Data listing
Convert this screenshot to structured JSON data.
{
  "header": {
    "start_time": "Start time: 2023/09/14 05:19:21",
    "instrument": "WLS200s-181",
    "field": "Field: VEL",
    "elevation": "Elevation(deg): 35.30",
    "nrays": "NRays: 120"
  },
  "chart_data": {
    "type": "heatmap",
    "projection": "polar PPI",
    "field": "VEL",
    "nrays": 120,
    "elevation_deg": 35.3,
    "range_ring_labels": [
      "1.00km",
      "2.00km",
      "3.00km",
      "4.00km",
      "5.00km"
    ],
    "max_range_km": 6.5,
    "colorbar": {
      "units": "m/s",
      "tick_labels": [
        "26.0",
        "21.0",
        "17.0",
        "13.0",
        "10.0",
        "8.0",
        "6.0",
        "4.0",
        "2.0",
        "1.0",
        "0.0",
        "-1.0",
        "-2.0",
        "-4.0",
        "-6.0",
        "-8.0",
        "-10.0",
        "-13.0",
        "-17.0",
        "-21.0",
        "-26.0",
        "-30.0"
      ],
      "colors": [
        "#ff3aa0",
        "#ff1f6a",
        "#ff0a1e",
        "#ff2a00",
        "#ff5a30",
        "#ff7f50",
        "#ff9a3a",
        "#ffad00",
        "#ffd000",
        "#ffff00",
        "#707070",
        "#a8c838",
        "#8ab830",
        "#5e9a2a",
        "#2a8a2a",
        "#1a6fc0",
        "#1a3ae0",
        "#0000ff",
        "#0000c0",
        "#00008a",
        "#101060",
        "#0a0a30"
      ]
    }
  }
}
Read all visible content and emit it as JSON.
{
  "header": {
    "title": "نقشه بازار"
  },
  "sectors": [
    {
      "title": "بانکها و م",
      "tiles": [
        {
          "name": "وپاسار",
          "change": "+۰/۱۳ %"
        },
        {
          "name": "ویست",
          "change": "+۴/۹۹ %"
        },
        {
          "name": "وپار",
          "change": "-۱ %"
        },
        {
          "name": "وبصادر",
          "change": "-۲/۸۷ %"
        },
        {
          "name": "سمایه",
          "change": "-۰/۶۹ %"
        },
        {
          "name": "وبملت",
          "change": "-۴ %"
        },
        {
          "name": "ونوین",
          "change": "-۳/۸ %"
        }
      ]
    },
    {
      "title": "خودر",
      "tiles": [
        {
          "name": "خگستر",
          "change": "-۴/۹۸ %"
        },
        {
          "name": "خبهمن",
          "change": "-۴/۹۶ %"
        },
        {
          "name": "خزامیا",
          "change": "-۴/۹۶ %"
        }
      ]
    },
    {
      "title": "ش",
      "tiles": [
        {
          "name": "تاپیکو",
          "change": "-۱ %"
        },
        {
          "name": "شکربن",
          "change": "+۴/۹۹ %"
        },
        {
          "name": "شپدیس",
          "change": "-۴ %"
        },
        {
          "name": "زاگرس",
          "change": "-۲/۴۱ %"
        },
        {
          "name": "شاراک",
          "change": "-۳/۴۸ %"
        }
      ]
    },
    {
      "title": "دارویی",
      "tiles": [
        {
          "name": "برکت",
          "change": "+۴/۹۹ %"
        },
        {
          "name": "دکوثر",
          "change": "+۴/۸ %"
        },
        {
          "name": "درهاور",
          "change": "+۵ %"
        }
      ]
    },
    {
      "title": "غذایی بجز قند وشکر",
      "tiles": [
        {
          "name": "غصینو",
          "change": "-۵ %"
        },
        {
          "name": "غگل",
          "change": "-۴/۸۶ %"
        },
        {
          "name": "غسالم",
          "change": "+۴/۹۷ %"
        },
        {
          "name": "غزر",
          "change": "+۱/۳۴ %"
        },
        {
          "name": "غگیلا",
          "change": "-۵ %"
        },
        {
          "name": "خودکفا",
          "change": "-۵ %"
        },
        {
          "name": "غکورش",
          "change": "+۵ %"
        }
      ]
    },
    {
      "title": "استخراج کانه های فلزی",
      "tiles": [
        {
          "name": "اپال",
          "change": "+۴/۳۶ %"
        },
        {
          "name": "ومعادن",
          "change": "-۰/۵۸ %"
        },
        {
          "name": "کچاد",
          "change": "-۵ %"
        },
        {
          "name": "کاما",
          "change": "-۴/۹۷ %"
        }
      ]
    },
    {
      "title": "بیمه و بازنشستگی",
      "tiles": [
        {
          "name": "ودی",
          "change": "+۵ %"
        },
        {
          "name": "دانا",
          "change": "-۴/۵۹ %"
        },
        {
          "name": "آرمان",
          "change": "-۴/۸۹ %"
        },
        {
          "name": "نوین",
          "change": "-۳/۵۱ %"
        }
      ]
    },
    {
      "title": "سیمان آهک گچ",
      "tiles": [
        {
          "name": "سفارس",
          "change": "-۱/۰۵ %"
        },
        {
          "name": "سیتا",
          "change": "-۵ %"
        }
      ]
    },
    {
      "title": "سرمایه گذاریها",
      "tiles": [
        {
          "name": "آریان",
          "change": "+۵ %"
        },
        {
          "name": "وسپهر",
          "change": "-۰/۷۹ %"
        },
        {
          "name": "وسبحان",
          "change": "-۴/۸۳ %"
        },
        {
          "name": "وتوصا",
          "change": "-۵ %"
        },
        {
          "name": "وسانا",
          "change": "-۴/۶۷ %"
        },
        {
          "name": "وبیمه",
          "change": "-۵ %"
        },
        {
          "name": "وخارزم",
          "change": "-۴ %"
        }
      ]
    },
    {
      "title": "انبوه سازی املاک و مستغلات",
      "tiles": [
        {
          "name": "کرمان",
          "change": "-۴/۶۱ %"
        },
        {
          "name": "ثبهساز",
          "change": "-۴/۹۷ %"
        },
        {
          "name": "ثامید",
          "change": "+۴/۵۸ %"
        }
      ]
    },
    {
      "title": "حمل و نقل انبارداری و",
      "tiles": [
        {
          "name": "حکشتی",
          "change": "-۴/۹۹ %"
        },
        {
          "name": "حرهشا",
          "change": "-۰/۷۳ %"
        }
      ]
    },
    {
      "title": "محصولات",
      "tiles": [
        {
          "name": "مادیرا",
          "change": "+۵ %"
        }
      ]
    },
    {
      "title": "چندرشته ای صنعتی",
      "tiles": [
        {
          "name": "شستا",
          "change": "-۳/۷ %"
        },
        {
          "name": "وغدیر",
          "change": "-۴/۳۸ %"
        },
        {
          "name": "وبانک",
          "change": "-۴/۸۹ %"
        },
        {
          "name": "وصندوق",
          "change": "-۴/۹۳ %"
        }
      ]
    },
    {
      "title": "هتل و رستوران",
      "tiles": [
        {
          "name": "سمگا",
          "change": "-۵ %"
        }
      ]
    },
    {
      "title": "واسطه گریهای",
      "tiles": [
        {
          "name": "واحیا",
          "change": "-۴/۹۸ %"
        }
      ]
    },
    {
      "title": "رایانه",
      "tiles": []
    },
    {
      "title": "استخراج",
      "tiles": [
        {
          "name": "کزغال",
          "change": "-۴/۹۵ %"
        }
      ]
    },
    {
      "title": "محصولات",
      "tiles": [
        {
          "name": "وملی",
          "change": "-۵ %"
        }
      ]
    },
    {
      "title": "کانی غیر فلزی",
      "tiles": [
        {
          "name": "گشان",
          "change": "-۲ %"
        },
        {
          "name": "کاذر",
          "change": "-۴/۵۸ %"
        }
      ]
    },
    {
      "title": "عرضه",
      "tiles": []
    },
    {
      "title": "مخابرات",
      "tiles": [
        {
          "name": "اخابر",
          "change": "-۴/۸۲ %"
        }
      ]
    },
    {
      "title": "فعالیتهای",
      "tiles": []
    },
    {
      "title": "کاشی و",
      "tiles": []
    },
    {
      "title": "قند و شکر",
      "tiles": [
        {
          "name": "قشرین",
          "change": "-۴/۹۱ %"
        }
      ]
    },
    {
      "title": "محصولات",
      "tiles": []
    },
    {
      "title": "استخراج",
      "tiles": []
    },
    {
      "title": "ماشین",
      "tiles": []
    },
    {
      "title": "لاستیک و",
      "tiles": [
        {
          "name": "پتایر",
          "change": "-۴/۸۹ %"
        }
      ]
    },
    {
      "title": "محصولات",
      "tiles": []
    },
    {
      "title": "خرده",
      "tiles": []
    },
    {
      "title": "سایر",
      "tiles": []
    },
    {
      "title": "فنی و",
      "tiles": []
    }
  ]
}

◆ **Stated goal**
Scan the material above for the word "JSON". Copy each line where it occurs.

◆ **Reply to the exercise**
Convert this screenshot to structured JSON data.
Read all visible content and emit it as JSON.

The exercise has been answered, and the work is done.